*** THE INPUT
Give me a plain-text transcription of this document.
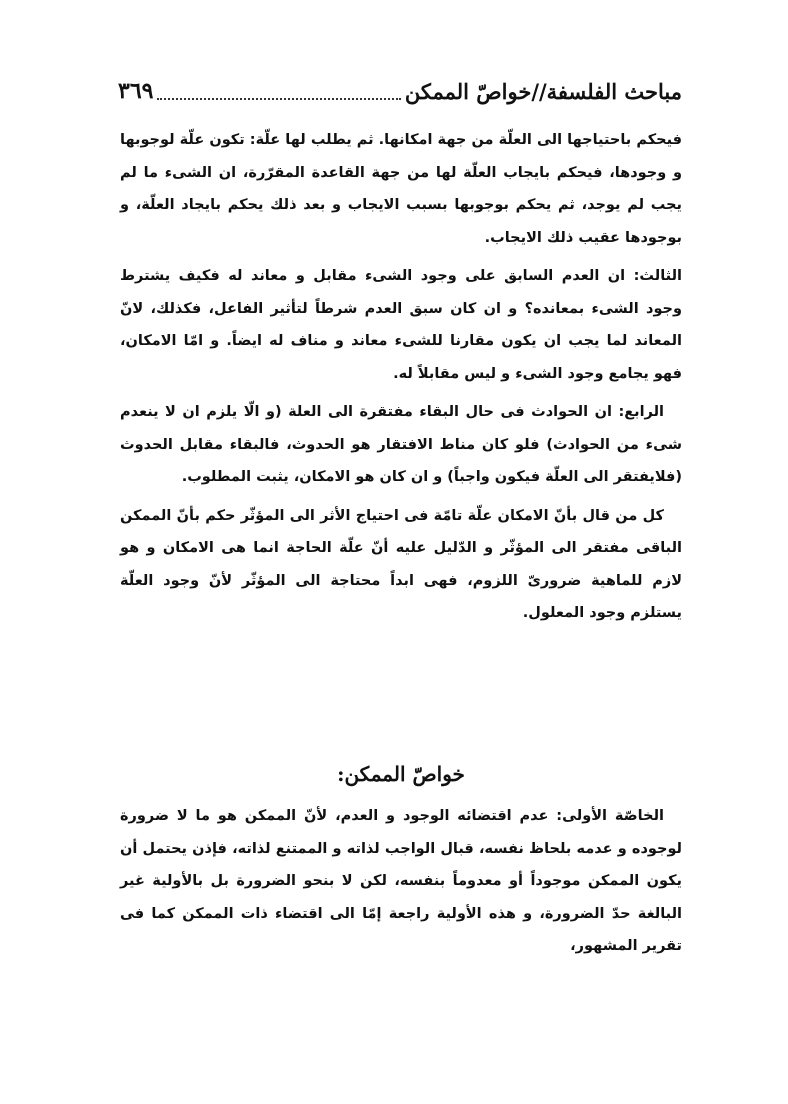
مباحث الفلسفة//خواصّ الممكن
٣٦٩

فيحكم باحتياجها الى العلّة من جهة امكانها. ثم يطلب لها علّة: تكون علّة لوجوبها و وجودها، فيحكم بايجاب العلّة لها من جهة القاعدة المقرّرة، ان الشىء ما لم يجب لم يوجد، ثم يحكم بوجوبها بسبب الايجاب و بعد ذلك يحكم بايجاد العلّة، و بوجودها عقيب ذلك الايجاب.

الثالث: ان العدم السابق على وجود الشىء مقابل و معاند له فكيف يشترط وجود الشىء بمعانده؟ و ان كان سبق العدم شرطاً لتأثير الفاعل، فكذلك، لانّ المعاند لما يجب ان يكون مقارنا للشىء معاند و مناف له ايضاً. و امّا الامكان، فهو يجامع وجود الشىء و ليس مقابلاً له.

الرابع: ان الحوادث فى حال البقاء مفتقرة الى العلة (و الّا يلزم ان لا ينعدم شىء من الحوادث) فلو كان مناط الافتقار هو الحدوث، فالبقاء مقابل الحدوث (فلايفتقر الى العلّة فيكون واجباً) و ان كان هو الامكان، يثبت المطلوب.

كل من قال بأنّ الامكان علّة تامّة فى احتياج الأثر الى المؤثّر حكم بأنّ الممكن الباقى مفتقر الى المؤثّر و الدّليل عليه أنّ علّة الحاجة انما هى الامكان و هو لازم للماهية ضرورىّ اللزوم، فهى ابداً محتاجة الى المؤثّر لأنّ وجود العلّة يستلزم وجود المعلول.

خواصّ الممكن:

الخاصّة الأولى: عدم اقتضائه الوجود و العدم، لأنّ الممكن هو ما لا ضرورة لوجوده و عدمه بلحاظ نفسه، قبال الواجب لذاته و الممتنع لذاته، فإذن يحتمل أن يكون الممكن موجوداً أو معدوماً بنفسه، لكن لا بنحو الضرورة بل بالأولية غير البالغة حدّ الضرورة، و هذه الأولية راجعة إمّا الى اقتضاء ذات الممكن كما فى تقرير المشهور،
******
WHAT YOU NEED TO DO
Copy out every line of the material above that mentions the word "مقابل".

FULL ANSWER
الثالث: ان العدم السابق على وجود الشىء مقابل و معاند له فكيف يشترط وجود الشىء بمعانده؟ و ان كان سبق العدم شرطاً لتأثير الفاعل، فكذلك، لانّ المعاند لما يجب ان يكون مقارنا للشىء معاند و مناف له ايضاً. و امّا الامكان، فهو يجامع وجود الشىء و ليس مقابلاً له.
الرابع: ان الحوادث فى حال البقاء مفتقرة الى العلة (و الّا يلزم ان لا ينعدم شىء من الحوادث) فلو كان مناط الافتقار هو الحدوث، فالبقاء مقابل الحدوث (فلايفتقر الى العلّة فيكون واجباً) و ان كان هو الامكان، يثبت المطلوب.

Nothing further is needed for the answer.